▶ _Task details_: Copy each line of the records that holds the string "nDisease".

(Figure collection entries)
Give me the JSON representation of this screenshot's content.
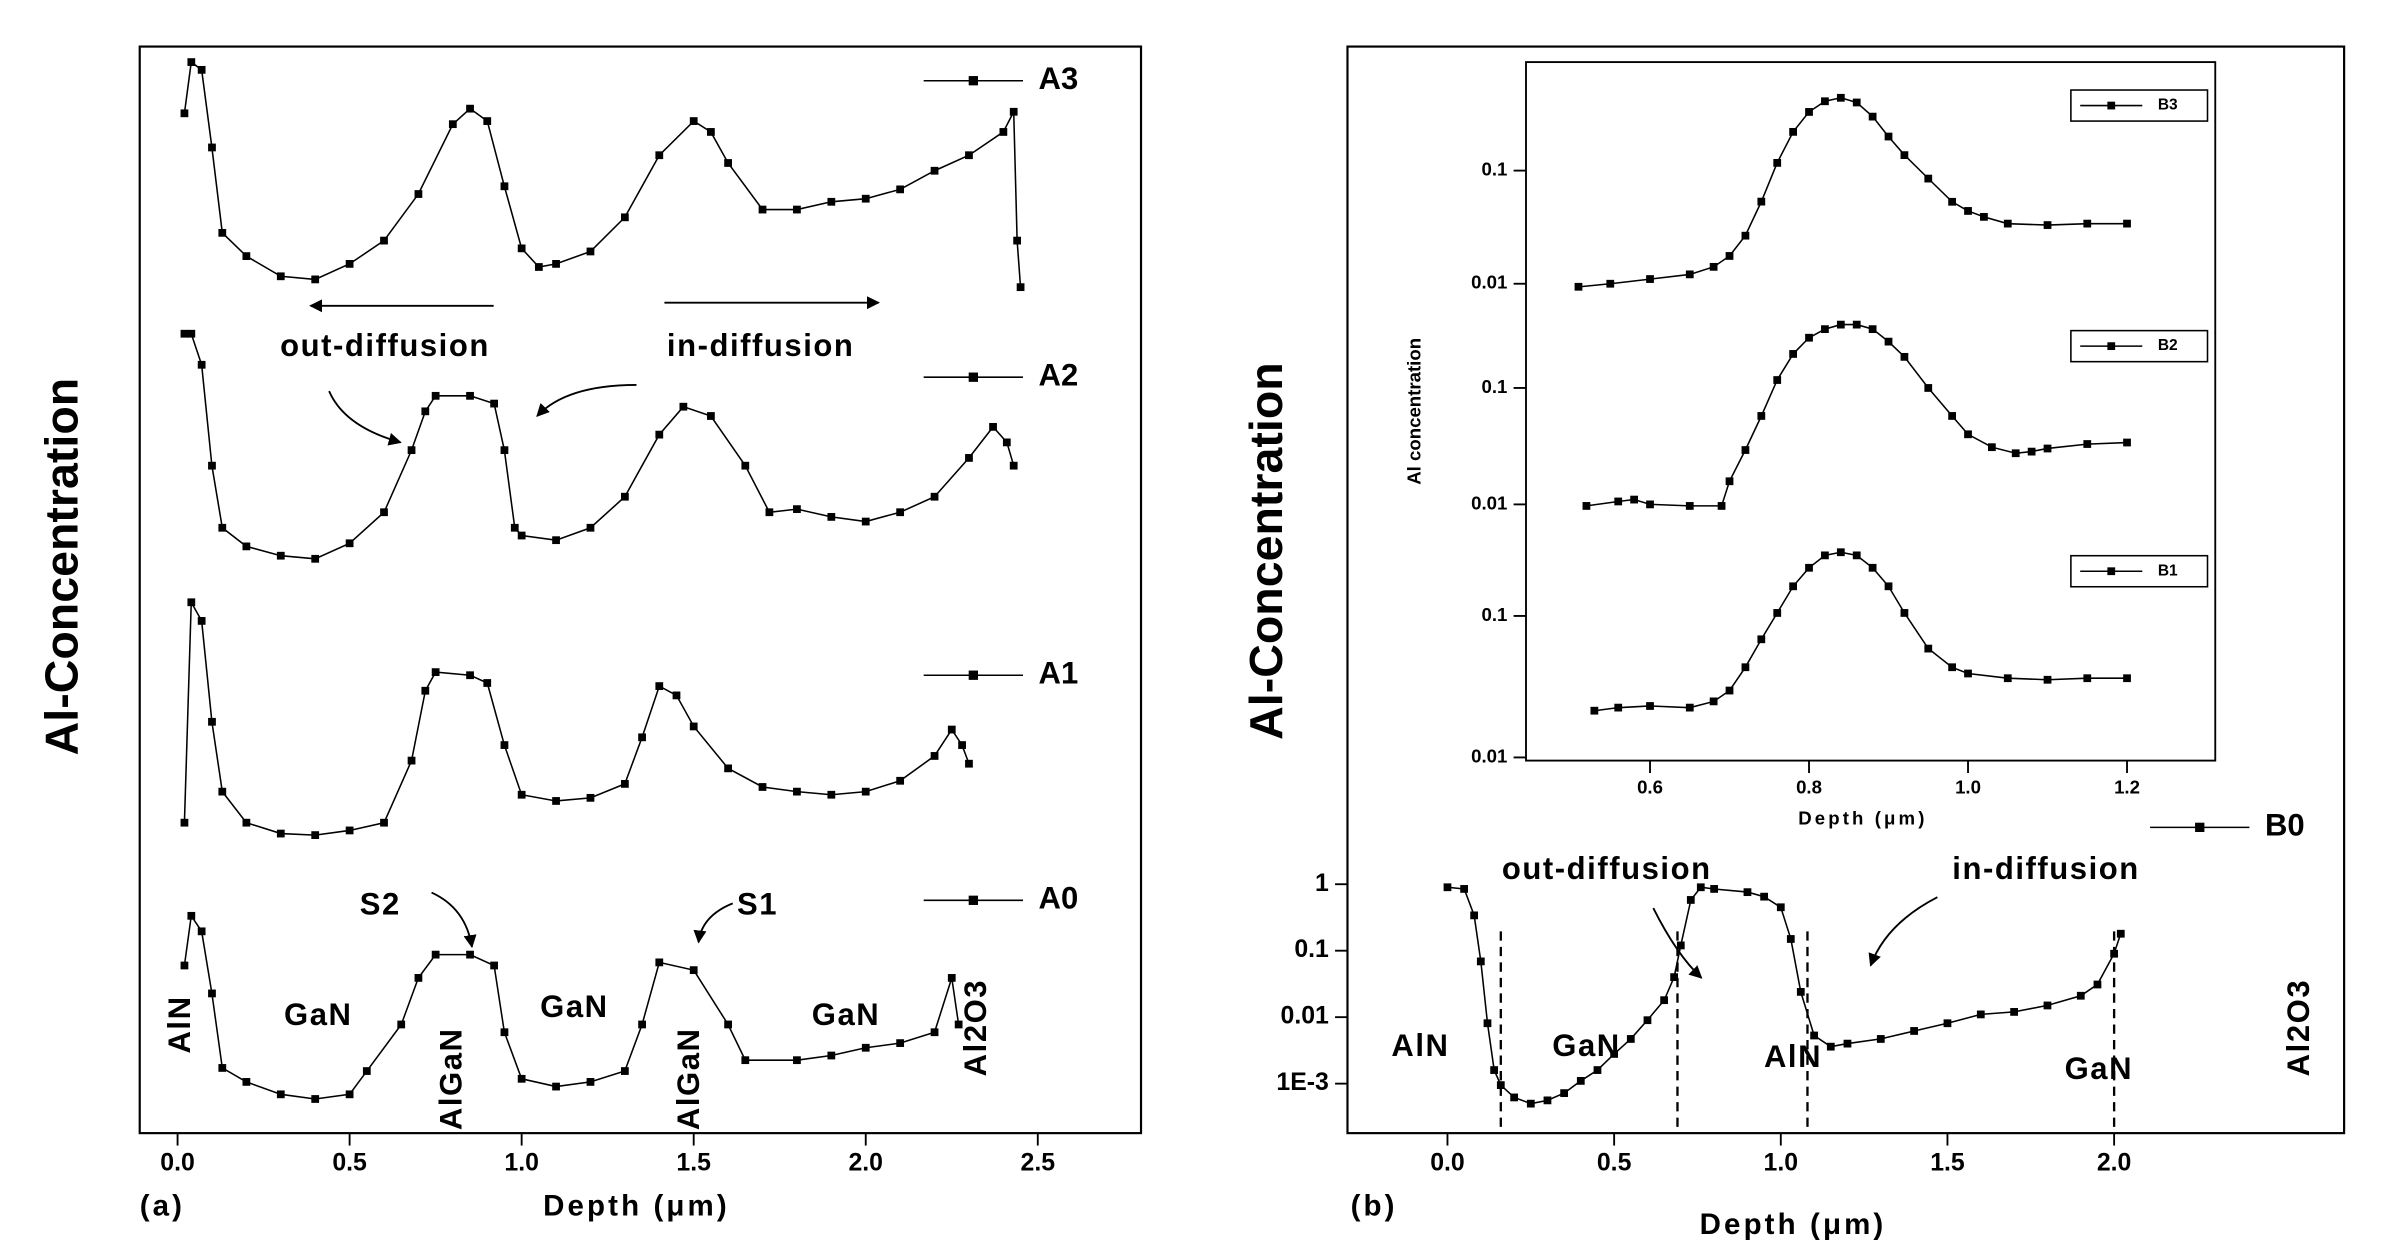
{
  "chart_data": [
    {
      "type": "line",
      "panel_label": "(a)",
      "xlabel": "Depth (μm)",
      "ylabel": "Al-Concentration",
      "xlim": [
        -0.11,
        2.8
      ],
      "xticks": [
        {
          "value": 0,
          "label": "0.0"
        },
        0.5,
        {
          "value": 1,
          "label": "1.0"
        },
        1.5,
        {
          "value": 2,
          "label": "2.0"
        },
        2.5
      ],
      "ylim": [
        0,
        700
      ],
      "series": [
        {
          "name": "A3",
          "color": "#000000",
          "x": [
            0.02,
            0.04,
            0.07,
            0.1,
            0.13,
            0.2,
            0.3,
            0.4,
            0.5,
            0.6,
            0.7,
            0.8,
            0.85,
            0.9,
            0.95,
            1.0,
            1.05,
            1.1,
            1.2,
            1.3,
            1.4,
            1.5,
            1.55,
            1.6,
            1.7,
            1.8,
            1.9,
            2.0,
            2.1,
            2.2,
            2.3,
            2.4,
            2.43,
            2.44,
            2.45
          ],
          "values": [
            657,
            690,
            685,
            635,
            580,
            565,
            552,
            550,
            560,
            575,
            605,
            650,
            660,
            652,
            610,
            570,
            558,
            560,
            568,
            590,
            630,
            652,
            645,
            625,
            595,
            595,
            600,
            602,
            608,
            620,
            630,
            645,
            658,
            575,
            545
          ]
        },
        {
          "name": "A2",
          "color": "#000000",
          "x": [
            0.02,
            0.04,
            0.07,
            0.1,
            0.13,
            0.2,
            0.3,
            0.4,
            0.5,
            0.6,
            0.68,
            0.72,
            0.75,
            0.85,
            0.92,
            0.95,
            0.98,
            1.0,
            1.1,
            1.2,
            1.3,
            1.4,
            1.47,
            1.55,
            1.65,
            1.72,
            1.8,
            1.9,
            2.0,
            2.1,
            2.2,
            2.3,
            2.37,
            2.41,
            2.43
          ],
          "values": [
            515,
            515,
            495,
            430,
            390,
            378,
            372,
            370,
            380,
            400,
            440,
            465,
            475,
            475,
            470,
            440,
            390,
            385,
            382,
            390,
            410,
            450,
            468,
            462,
            430,
            400,
            402,
            397,
            394,
            400,
            410,
            435,
            455,
            445,
            430
          ]
        },
        {
          "name": "A1",
          "color": "#000000",
          "x": [
            0.02,
            0.04,
            0.07,
            0.1,
            0.13,
            0.2,
            0.3,
            0.4,
            0.5,
            0.6,
            0.68,
            0.72,
            0.75,
            0.85,
            0.9,
            0.95,
            1.0,
            1.1,
            1.2,
            1.3,
            1.35,
            1.4,
            1.45,
            1.5,
            1.6,
            1.7,
            1.8,
            1.9,
            2.0,
            2.1,
            2.2,
            2.25,
            2.28,
            2.3
          ],
          "values": [
            200,
            342,
            330,
            265,
            220,
            200,
            193,
            192,
            195,
            200,
            240,
            285,
            297,
            295,
            290,
            250,
            218,
            214,
            216,
            225,
            255,
            288,
            282,
            262,
            235,
            223,
            220,
            218,
            220,
            227,
            243,
            260,
            250,
            238
          ]
        },
        {
          "name": "A0",
          "color": "#000000",
          "x": [
            0.02,
            0.04,
            0.07,
            0.1,
            0.13,
            0.2,
            0.3,
            0.4,
            0.5,
            0.55,
            0.65,
            0.7,
            0.75,
            0.85,
            0.92,
            0.95,
            1.0,
            1.1,
            1.2,
            1.3,
            1.35,
            1.4,
            1.5,
            1.6,
            1.65,
            1.8,
            1.9,
            2.0,
            2.1,
            2.2,
            2.25,
            2.27
          ],
          "values": [
            108,
            140,
            130,
            90,
            42,
            33,
            25,
            22,
            25,
            40,
            70,
            100,
            115,
            115,
            108,
            65,
            35,
            30,
            33,
            40,
            70,
            110,
            105,
            70,
            47,
            47,
            50,
            55,
            58,
            65,
            100,
            70
          ]
        }
      ],
      "annotations": [
        "out-diffusion",
        "in-diffusion",
        "S2",
        "S1",
        "AlN",
        "GaN",
        "AlGaN",
        "GaN",
        "AlGaN",
        "GaN",
        "Al2O3"
      ]
    },
    {
      "type": "line",
      "panel_label": "(b)",
      "xlabel": "Depth (μm)",
      "ylabel": "Al-Concentration",
      "ylog": true,
      "xlim": [
        -0.3,
        2.69
      ],
      "xticks": [
        {
          "value": 0,
          "label": "0.0"
        },
        0.5,
        {
          "value": 1,
          "label": "1.0"
        },
        1.5,
        {
          "value": 2,
          "label": "2.0"
        }
      ],
      "ylim": [
        0.00018,
        4000000000000.0
      ],
      "yticks": [
        {
          "value": 0.001,
          "label": "1E-3"
        },
        0.01,
        0.1,
        1
      ],
      "series": [
        {
          "name": "B0",
          "color": "#000000",
          "x": [
            0,
            0.05,
            0.08,
            0.1,
            0.12,
            0.14,
            0.16,
            0.2,
            0.25,
            0.3,
            0.35,
            0.4,
            0.45,
            0.5,
            0.55,
            0.6,
            0.65,
            0.68,
            0.7,
            0.73,
            0.76,
            0.8,
            0.9,
            0.95,
            1.0,
            1.03,
            1.06,
            1.1,
            1.15,
            1.2,
            1.3,
            1.4,
            1.5,
            1.6,
            1.7,
            1.8,
            1.9,
            1.95,
            2.0,
            2.02
          ],
          "values": [
            0.9,
            0.85,
            0.34,
            0.069,
            0.0081,
            0.0016,
            0.00095,
            0.00062,
            0.0005,
            0.00056,
            0.00072,
            0.0011,
            0.0016,
            0.0028,
            0.0047,
            0.009,
            0.018,
            0.04,
            0.12,
            0.58,
            0.9,
            0.85,
            0.76,
            0.65,
            0.45,
            0.15,
            0.024,
            0.0053,
            0.0036,
            0.004,
            0.0047,
            0.0062,
            0.0081,
            0.011,
            0.012,
            0.015,
            0.021,
            0.031,
            0.09,
            0.18
          ]
        }
      ],
      "dashed_lines_x": [
        0.16,
        0.69,
        1.08,
        2.0
      ],
      "annotations": [
        "out-diffusion",
        "in-diffusion",
        "AlN",
        "GaN",
        "AlN",
        "GaN",
        "Al2O3"
      ]
    },
    {
      "type": "inset",
      "xlabel": "Depth (μm)",
      "ylabel": "Al concentration",
      "ylog": true,
      "xlim": [
        0.444,
        1.311
      ],
      "xticks": [
        0.6,
        0.8,
        {
          "value": 1,
          "label": "1.0"
        },
        1.2
      ],
      "panels": [
        {
          "ylim": [
            0.0068,
            0.91
          ],
          "yticks": [
            0.01,
            0.1
          ],
          "series": [
            {
              "name": "B3",
              "color": "#000000",
              "x": [
                0.51,
                0.55,
                0.6,
                0.65,
                0.68,
                0.7,
                0.72,
                0.74,
                0.76,
                0.78,
                0.8,
                0.82,
                0.84,
                0.86,
                0.88,
                0.9,
                0.92,
                0.95,
                0.98,
                1.0,
                1.02,
                1.05,
                1.1,
                1.15,
                1.2
              ],
              "values": [
                0.0094,
                0.01,
                0.011,
                0.0121,
                0.0141,
                0.0176,
                0.0266,
                0.0532,
                0.117,
                0.22,
                0.33,
                0.41,
                0.44,
                0.4,
                0.3,
                0.2,
                0.137,
                0.085,
                0.053,
                0.044,
                0.039,
                0.034,
                0.033,
                0.034,
                0.034
              ]
            }
          ]
        },
        {
          "ylim": [
            0.0063,
            0.54
          ],
          "yticks": [
            0.01,
            0.1
          ],
          "series": [
            {
              "name": "B2",
              "color": "#000000",
              "x": [
                0.52,
                0.56,
                0.58,
                0.6,
                0.65,
                0.69,
                0.7,
                0.72,
                0.74,
                0.76,
                0.78,
                0.8,
                0.82,
                0.84,
                0.86,
                0.88,
                0.9,
                0.92,
                0.95,
                0.98,
                1.0,
                1.03,
                1.06,
                1.08,
                1.1,
                1.15,
                1.2
              ],
              "values": [
                0.0097,
                0.0106,
                0.011,
                0.01,
                0.0097,
                0.0097,
                0.0158,
                0.0293,
                0.0575,
                0.117,
                0.196,
                0.27,
                0.32,
                0.35,
                0.35,
                0.32,
                0.25,
                0.185,
                0.1,
                0.0575,
                0.04,
                0.031,
                0.0275,
                0.0284,
                0.0302,
                0.033,
                0.034
              ]
            }
          ]
        },
        {
          "ylim": [
            0.0095,
            0.42
          ],
          "yticks": [
            0.01,
            0.1
          ],
          "series": [
            {
              "name": "B1",
              "color": "#000000",
              "x": [
                0.53,
                0.56,
                0.6,
                0.65,
                0.68,
                0.7,
                0.72,
                0.74,
                0.76,
                0.78,
                0.8,
                0.82,
                0.84,
                0.86,
                0.88,
                0.9,
                0.92,
                0.95,
                0.98,
                1.0,
                1.05,
                1.1,
                1.15,
                1.2
              ],
              "values": [
                0.0214,
                0.0225,
                0.0231,
                0.0225,
                0.0249,
                0.0297,
                0.0434,
                0.0684,
                0.105,
                0.162,
                0.219,
                0.268,
                0.282,
                0.268,
                0.219,
                0.162,
                0.105,
                0.0588,
                0.0434,
                0.0392,
                0.0363,
                0.0354,
                0.0363,
                0.0363
              ]
            }
          ]
        }
      ]
    }
  ]
}
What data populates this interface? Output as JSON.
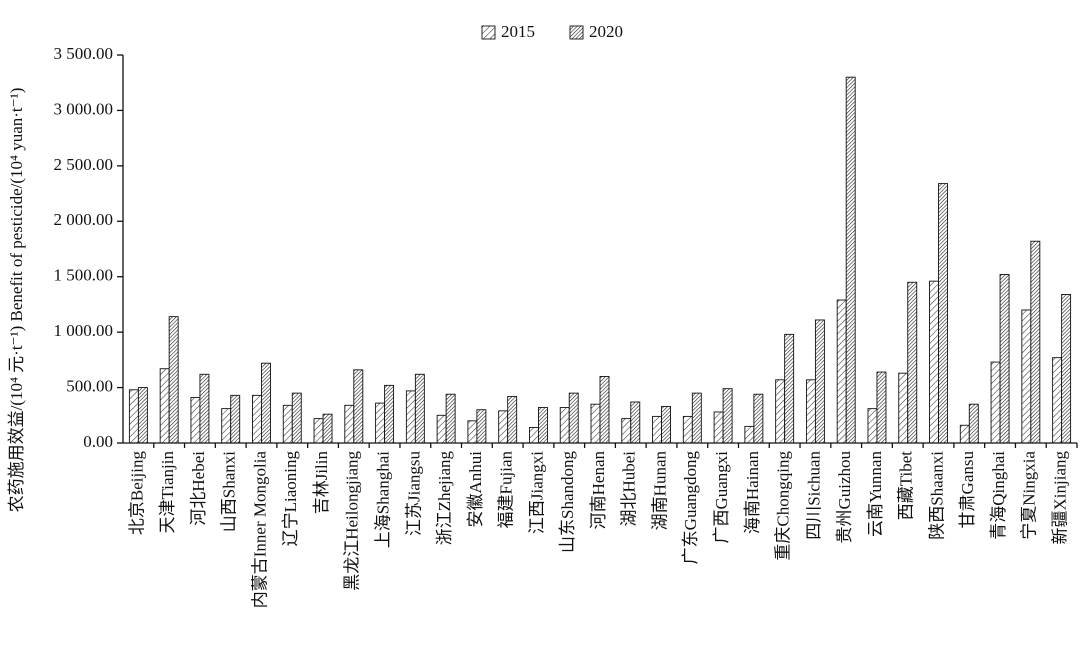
{
  "chart_data": {
    "type": "bar",
    "y_label": "农药施用效益/(10⁴ 元·t⁻¹) Benefit of pesticide/(10⁴ yuan·t⁻¹)",
    "categories": [
      "北京Beijing",
      "天津Tianjin",
      "河北Hebei",
      "山西Shanxi",
      "内蒙古Inner Mongolia",
      "辽宁Liaoning",
      "吉林Jilin",
      "黑龙江Heilongjiang",
      "上海Shanghai",
      "江苏Jiangsu",
      "浙江Zhejiang",
      "安徽Anhui",
      "福建Fujian",
      "江西Jiangxi",
      "山东Shandong",
      "河南Henan",
      "湖北Hubei",
      "湖南Hunan",
      "广东Guangdong",
      "广西Guangxi",
      "海南Hainan",
      "重庆Chongqing",
      "四川Sichuan",
      "贵州Guizhou",
      "云南Yunnan",
      "西藏Tibet",
      "陕西Shaanxi",
      "甘肃Gansu",
      "青海Qinghai",
      "宁夏Ningxia",
      "新疆Xinjiang"
    ],
    "series": [
      {
        "name": "2015",
        "color": "#333333",
        "values": [
          480,
          670,
          410,
          310,
          430,
          340,
          220,
          340,
          360,
          470,
          250,
          200,
          290,
          140,
          320,
          350,
          220,
          240,
          240,
          280,
          150,
          570,
          570,
          1290,
          310,
          630,
          1460,
          160,
          730,
          1200,
          770
        ]
      },
      {
        "name": "2020",
        "color": "#111111",
        "values": [
          500,
          1140,
          620,
          430,
          720,
          450,
          260,
          660,
          520,
          620,
          440,
          300,
          420,
          320,
          450,
          600,
          370,
          330,
          450,
          490,
          440,
          980,
          1110,
          3300,
          640,
          1450,
          2340,
          350,
          1520,
          1820,
          1340
        ]
      }
    ],
    "ylim": [
      0,
      3500
    ],
    "yticks": [
      {
        "value": 0,
        "label": "0.00"
      },
      {
        "value": 500,
        "label": "500.00"
      },
      {
        "value": 1000,
        "label": "1 000.00"
      },
      {
        "value": 1500,
        "label": "1 500.00"
      },
      {
        "value": 2000,
        "label": "2 000.00"
      },
      {
        "value": 2500,
        "label": "2 500.00"
      },
      {
        "value": 3000,
        "label": "3 000.00"
      },
      {
        "value": 3500,
        "label": "3 500.00"
      }
    ],
    "legend": "top"
  }
}
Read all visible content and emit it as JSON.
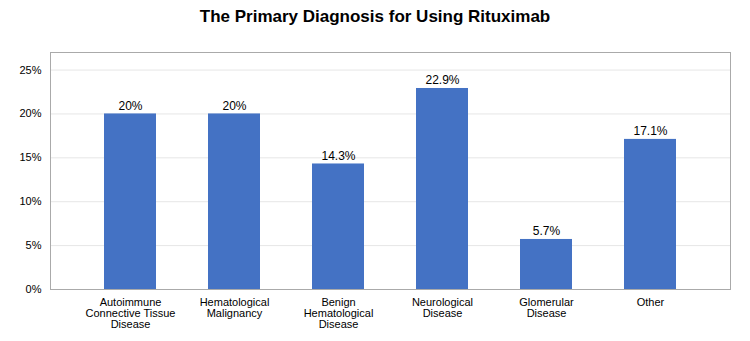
{
  "chart_data": {
    "type": "bar",
    "title": "The Primary Diagnosis for Using Rituximab",
    "categories": [
      "Autoimmune\nConnective Tissue\nDisease",
      "Hematological\nMalignancy",
      "Benign\nHematological\nDisease",
      "Neurological\nDisease",
      "Glomerular\nDisease",
      "Other"
    ],
    "values": [
      20.0,
      20.0,
      14.3,
      22.9,
      5.7,
      17.1
    ],
    "value_labels": [
      "20%",
      "20%",
      "14.3%",
      "22.9%",
      "5.7%",
      "17.1%"
    ],
    "data_labels": true,
    "color": "#4472C4",
    "ylim": [
      0,
      27
    ],
    "yticks": [
      {
        "value": 0,
        "label": "0%"
      },
      {
        "value": 5,
        "label": "5%"
      },
      {
        "value": 10,
        "label": "10%"
      },
      {
        "value": 15,
        "label": "15%"
      },
      {
        "value": 20,
        "label": "20%"
      },
      {
        "value": 25,
        "label": "25%"
      }
    ],
    "grid": true
  }
}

▶ _Exercise answer_:
      "Autoimmune\nConnective Tissue\nDisease",
      "Benign\nHematological\nDisease",
      "Neurological\nDisease",
      "Glomerular\nDisease",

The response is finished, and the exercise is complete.